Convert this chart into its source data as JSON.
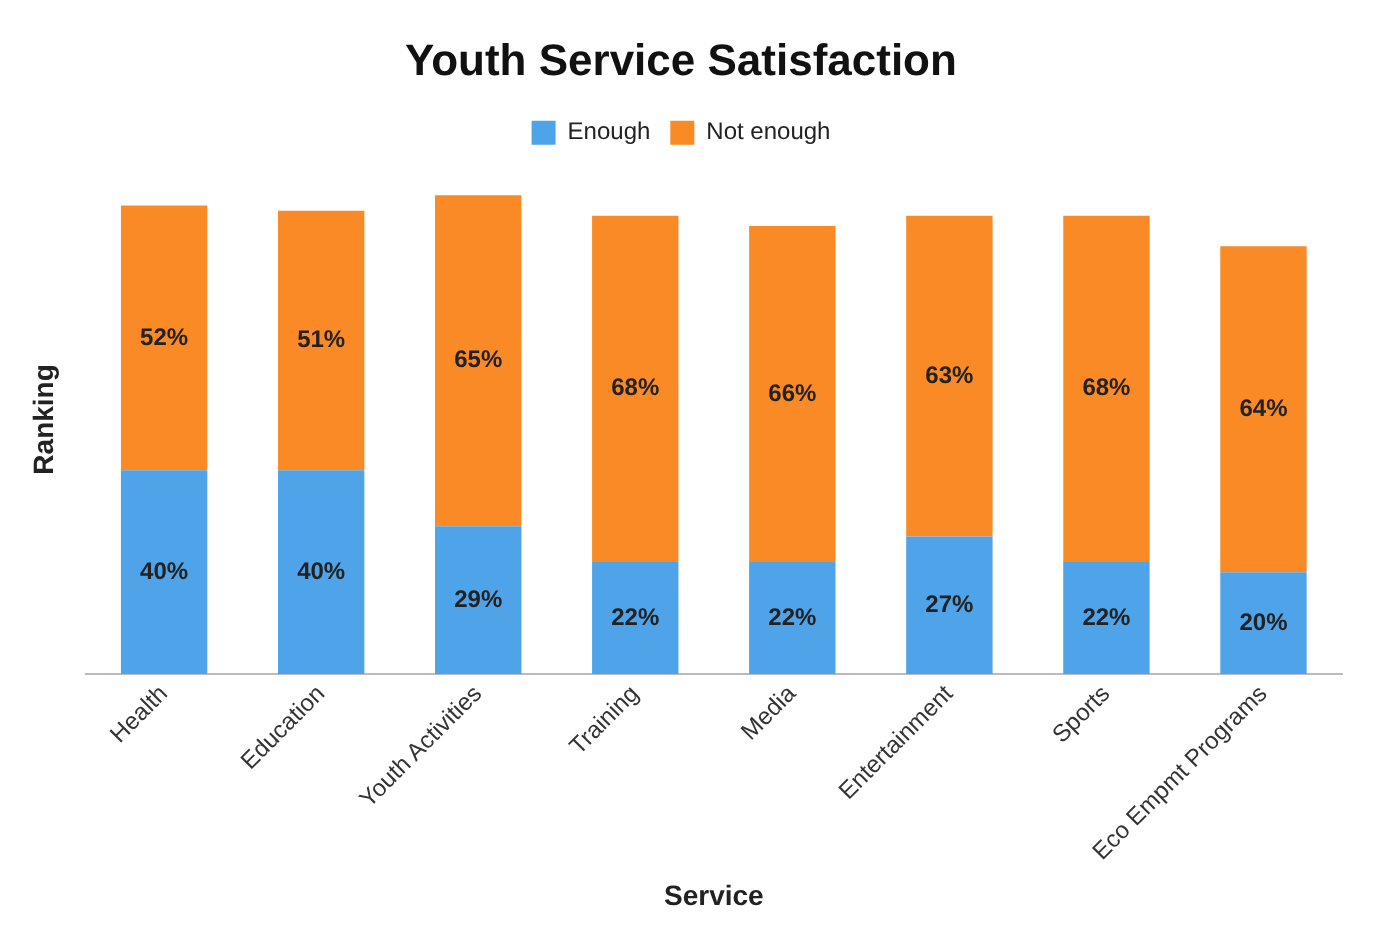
{
  "chart_data": {
    "type": "bar",
    "title": "Youth Service Satisfaction",
    "xlabel": "Service",
    "ylabel": "Ranking",
    "stacked": true,
    "legend": "top",
    "grid": false,
    "tick_labels": "x",
    "categories": [
      "Health",
      "Education",
      "Youth Activities",
      "Training",
      "Media",
      "Entertainment",
      "Sports",
      "Eco Empmt Programs"
    ],
    "series": [
      {
        "name": "Enough",
        "color": "#4fa3e8",
        "values": [
          40,
          40,
          29,
          22,
          22,
          27,
          22,
          20
        ],
        "value_labels": [
          "40%",
          "40%",
          "29%",
          "22%",
          "22%",
          "27%",
          "22%",
          "20%"
        ]
      },
      {
        "name": "Not enough",
        "color": "#f98a26",
        "values": [
          52,
          51,
          65,
          68,
          66,
          63,
          68,
          64
        ],
        "value_labels": [
          "52%",
          "51%",
          "65%",
          "68%",
          "66%",
          "63%",
          "68%",
          "64%"
        ]
      }
    ]
  }
}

■ ■ ■ ■

What is asked:
Where a line of the entries contains the word "Service", copy that line.

Exercise output:
    "title": "Youth Service Satisfaction",
    "xlabel": "Service",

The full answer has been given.